» What to produce
Return all of the entries exactly as written.

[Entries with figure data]
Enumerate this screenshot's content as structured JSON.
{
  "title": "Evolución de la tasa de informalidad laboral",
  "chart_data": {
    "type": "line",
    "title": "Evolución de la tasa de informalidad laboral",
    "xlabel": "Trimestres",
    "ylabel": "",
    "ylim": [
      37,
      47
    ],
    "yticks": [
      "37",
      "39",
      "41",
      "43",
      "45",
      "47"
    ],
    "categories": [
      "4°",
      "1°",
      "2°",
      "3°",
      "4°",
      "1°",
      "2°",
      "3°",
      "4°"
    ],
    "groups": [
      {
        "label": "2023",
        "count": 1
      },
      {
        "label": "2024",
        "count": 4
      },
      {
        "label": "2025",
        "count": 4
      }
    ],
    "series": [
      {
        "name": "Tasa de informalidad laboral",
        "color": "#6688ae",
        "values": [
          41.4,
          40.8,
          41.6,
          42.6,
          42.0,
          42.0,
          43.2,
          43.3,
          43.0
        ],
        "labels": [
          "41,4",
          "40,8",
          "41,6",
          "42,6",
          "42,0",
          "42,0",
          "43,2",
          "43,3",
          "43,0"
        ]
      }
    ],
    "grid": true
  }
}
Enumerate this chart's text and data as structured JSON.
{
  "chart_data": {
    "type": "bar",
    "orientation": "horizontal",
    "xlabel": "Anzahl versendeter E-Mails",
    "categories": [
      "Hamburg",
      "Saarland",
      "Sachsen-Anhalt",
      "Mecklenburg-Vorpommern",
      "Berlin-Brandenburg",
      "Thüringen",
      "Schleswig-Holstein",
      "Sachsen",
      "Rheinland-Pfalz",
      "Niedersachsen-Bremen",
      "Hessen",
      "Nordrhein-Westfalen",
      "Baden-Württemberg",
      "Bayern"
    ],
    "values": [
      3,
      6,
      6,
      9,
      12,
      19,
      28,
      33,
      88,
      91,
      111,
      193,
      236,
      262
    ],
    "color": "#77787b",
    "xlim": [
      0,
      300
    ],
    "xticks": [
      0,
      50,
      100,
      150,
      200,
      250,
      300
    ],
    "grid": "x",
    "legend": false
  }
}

» Answer to this problem
Enumerate this screenshot's content as structured JSON.
{
  "title": "Evolución de la tasa de informalidad laboral",
  "chart_data": {
    "type": "line",
    "title": "Evolución de la tasa de informalidad laboral",
    "xlabel": "Trimestres",
    "ylabel": "",
    "ylim": [
      37,
      47
    ],
    "yticks": [
      "37",
      "39",
      "41",
      "43",
      "45",
      "47"
    ],
    "categories": [
      "4°",
      "1°",
      "2°",
      "3°",
      "4°",
      "1°",
      "2°",
      "3°",
      "4°"
    ],
    "groups": [
      {
        "label": "2023",
        "count": 1
      },
      {
        "label": "2024",
        "count": 4
      },
      {
        "label": "2025",
        "count": 4
      }
    ],
    "series": [
      {
        "name": "Tasa de informalidad laboral",
        "color": "#6688ae",
        "values": [
          41.4,
          40.8,
          41.6,
          42.6,
          42.0,
          42.0,
          43.2,
          43.3,
          43.0
        ],
        "labels": [
          "41,4",
          "40,8",
          "41,6",
          "42,6",
          "42,0",
          "42,0",
          "43,2",
          "43,3",
          "43,0"
        ]
      }
    ],
    "grid": true
  }
}
Enumerate this chart's text and data as structured JSON.
{
  "chart_data": {
    "type": "bar",
    "orientation": "horizontal",
    "xlabel": "Anzahl versendeter E-Mails",
    "categories": [
      "Hamburg",
      "Saarland",
      "Sachsen-Anhalt",
      "Mecklenburg-Vorpommern",
      "Berlin-Brandenburg",
      "Thüringen",
      "Schleswig-Holstein",
      "Sachsen",
      "Rheinland-Pfalz",
      "Niedersachsen-Bremen",
      "Hessen",
      "Nordrhein-Westfalen",
      "Baden-Württemberg",
      "Bayern"
    ],
    "values": [
      3,
      6,
      6,
      9,
      12,
      19,
      28,
      33,
      88,
      91,
      111,
      193,
      236,
      262
    ],
    "color": "#77787b",
    "xlim": [
      0,
      300
    ],
    "xticks": [
      0,
      50,
      100,
      150,
      200,
      250,
      300
    ],
    "grid": "x",
    "legend": false
  }
}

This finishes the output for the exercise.